Collection entries:
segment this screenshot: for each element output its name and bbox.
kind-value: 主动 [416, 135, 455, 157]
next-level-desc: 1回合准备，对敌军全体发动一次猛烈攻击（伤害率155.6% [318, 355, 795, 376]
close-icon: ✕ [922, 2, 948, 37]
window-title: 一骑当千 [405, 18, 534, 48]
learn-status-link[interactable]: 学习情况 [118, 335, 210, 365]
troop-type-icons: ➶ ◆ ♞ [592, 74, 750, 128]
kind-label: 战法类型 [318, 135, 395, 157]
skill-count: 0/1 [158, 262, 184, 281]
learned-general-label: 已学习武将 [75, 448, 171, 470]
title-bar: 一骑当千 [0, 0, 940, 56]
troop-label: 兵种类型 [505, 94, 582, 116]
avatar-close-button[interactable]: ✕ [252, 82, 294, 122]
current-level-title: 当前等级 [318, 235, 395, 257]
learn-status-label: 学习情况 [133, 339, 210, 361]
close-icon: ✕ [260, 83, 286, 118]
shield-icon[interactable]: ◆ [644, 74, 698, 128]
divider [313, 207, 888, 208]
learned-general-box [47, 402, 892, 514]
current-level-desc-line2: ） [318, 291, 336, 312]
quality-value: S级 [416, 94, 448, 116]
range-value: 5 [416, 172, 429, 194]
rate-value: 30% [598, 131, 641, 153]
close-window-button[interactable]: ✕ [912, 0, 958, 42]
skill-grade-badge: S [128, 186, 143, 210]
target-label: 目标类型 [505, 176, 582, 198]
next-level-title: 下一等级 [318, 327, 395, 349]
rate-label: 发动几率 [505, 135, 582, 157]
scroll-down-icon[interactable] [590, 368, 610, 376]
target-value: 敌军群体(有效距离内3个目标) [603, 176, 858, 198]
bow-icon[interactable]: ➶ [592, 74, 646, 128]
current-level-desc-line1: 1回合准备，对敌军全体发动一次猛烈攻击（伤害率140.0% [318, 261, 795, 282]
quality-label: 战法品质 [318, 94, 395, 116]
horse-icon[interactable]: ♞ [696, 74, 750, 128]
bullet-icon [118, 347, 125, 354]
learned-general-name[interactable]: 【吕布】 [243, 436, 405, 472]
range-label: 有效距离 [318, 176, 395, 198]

Exercise directions:
Reproduce the material from its start through the line containing "skill-count: 0/1 [158, 262, 184, 281]", substituting "dismiss-icon" for "close-icon" and leaving everything else unchanged.

Answer to this problem:
segment this screenshot: for each element output its name and bbox.
kind-value: 主动 [416, 135, 455, 157]
next-level-desc: 1回合准备，对敌军全体发动一次猛烈攻击（伤害率155.6% [318, 355, 795, 376]
dismiss-icon: ✕ [922, 2, 948, 37]
window-title: 一骑当千 [405, 18, 534, 48]
learn-status-link[interactable]: 学习情况 [118, 335, 210, 365]
troop-type-icons: ➶ ◆ ♞ [592, 74, 750, 128]
kind-label: 战法类型 [318, 135, 395, 157]
skill-count: 0/1 [158, 262, 184, 281]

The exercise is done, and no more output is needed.